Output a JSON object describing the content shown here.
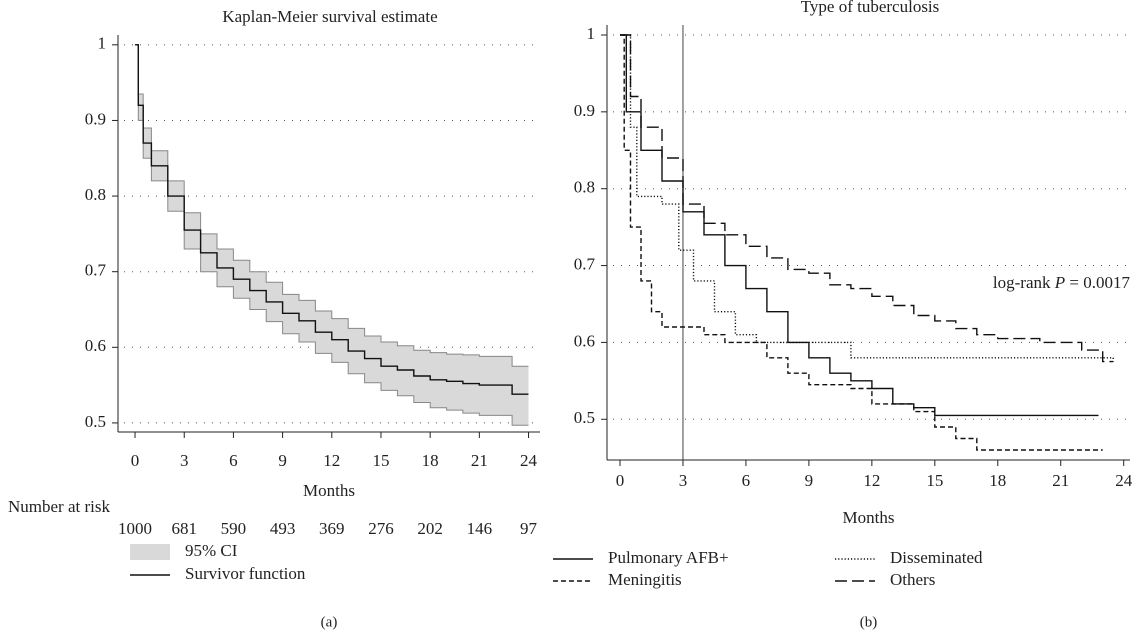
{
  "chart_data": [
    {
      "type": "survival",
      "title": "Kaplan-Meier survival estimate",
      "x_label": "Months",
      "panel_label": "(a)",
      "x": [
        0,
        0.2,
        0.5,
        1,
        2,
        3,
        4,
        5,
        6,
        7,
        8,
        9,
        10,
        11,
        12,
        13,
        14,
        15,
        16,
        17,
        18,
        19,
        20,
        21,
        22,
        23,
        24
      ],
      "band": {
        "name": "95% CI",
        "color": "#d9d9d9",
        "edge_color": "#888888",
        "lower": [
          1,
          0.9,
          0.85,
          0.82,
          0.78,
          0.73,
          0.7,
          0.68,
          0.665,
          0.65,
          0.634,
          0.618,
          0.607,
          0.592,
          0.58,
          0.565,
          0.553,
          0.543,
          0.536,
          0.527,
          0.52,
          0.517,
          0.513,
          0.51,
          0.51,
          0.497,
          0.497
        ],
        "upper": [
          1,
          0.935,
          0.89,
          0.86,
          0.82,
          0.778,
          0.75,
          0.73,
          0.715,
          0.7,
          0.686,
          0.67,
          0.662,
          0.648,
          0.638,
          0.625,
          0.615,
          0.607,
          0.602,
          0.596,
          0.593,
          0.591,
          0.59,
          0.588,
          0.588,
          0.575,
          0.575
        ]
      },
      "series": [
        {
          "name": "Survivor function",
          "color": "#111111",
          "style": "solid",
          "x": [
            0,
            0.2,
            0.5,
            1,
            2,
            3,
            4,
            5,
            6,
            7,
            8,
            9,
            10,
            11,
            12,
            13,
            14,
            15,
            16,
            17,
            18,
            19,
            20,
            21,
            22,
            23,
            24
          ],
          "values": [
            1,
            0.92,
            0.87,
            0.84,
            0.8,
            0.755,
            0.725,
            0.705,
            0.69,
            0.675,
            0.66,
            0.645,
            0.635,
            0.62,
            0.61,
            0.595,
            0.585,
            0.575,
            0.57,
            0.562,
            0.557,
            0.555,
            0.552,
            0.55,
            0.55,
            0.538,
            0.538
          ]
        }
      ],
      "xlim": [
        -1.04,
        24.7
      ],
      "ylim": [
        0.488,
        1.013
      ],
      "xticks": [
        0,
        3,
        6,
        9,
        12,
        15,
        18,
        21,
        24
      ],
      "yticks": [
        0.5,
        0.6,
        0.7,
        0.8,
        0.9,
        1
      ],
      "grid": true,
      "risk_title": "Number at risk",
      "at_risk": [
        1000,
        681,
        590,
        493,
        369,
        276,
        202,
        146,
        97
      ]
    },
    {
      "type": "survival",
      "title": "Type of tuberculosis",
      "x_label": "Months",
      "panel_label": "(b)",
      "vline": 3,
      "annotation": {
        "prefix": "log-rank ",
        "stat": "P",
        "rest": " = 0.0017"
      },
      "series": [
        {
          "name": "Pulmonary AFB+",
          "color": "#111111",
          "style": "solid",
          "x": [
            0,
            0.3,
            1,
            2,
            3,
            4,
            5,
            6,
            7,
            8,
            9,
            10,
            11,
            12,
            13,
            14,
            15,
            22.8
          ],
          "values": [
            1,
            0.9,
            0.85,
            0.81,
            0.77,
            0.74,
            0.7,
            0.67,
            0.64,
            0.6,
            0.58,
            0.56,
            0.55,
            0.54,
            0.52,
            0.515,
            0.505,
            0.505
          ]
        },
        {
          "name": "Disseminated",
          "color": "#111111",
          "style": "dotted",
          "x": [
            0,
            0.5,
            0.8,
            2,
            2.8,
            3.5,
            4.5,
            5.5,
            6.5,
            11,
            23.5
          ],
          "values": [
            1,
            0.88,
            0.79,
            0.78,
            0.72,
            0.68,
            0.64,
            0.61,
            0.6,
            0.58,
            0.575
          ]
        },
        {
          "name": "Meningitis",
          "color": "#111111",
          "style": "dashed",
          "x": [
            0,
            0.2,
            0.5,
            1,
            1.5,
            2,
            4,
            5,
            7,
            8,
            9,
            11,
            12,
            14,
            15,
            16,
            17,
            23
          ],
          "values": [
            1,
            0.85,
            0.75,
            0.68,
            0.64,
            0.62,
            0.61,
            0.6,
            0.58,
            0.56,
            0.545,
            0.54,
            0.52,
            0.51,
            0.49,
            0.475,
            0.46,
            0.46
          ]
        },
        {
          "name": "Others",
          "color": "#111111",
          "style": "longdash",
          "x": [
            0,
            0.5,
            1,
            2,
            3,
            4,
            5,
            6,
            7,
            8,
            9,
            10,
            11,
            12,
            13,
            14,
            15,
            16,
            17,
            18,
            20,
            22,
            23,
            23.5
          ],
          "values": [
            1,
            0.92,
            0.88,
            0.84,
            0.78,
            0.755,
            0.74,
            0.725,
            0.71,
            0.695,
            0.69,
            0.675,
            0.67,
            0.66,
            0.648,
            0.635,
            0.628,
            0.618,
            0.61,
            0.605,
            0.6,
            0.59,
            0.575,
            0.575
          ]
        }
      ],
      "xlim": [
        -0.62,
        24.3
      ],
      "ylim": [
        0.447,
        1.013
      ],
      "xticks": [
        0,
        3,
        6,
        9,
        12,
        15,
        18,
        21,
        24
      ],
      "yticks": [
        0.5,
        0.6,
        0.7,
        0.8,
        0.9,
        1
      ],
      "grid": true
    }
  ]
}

---

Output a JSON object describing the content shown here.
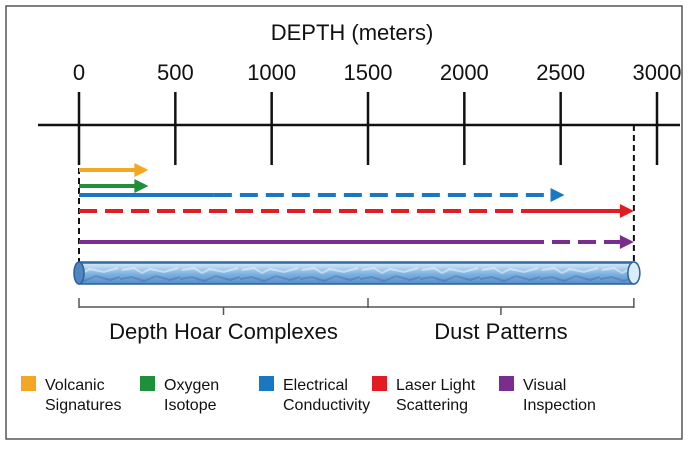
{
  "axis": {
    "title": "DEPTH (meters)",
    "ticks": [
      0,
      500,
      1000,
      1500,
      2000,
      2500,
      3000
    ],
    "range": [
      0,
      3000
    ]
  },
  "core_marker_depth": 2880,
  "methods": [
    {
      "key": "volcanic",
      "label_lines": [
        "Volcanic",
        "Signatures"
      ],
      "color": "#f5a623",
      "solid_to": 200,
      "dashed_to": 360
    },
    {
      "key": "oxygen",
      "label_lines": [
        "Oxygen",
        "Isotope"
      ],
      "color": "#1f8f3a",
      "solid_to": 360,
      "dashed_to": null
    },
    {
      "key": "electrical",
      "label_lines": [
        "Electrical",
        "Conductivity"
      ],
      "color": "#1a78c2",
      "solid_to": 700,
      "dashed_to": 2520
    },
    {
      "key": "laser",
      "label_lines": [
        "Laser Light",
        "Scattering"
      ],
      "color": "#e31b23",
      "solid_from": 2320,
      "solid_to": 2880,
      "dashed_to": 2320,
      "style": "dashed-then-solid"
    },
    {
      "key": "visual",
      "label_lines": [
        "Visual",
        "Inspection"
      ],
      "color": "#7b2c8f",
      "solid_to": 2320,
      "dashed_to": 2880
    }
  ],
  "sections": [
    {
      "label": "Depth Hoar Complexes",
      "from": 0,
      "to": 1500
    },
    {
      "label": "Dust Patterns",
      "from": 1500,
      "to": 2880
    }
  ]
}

** Goal **
State how many lines include the string "name", and nothing more.

** Solution to the exercise **
6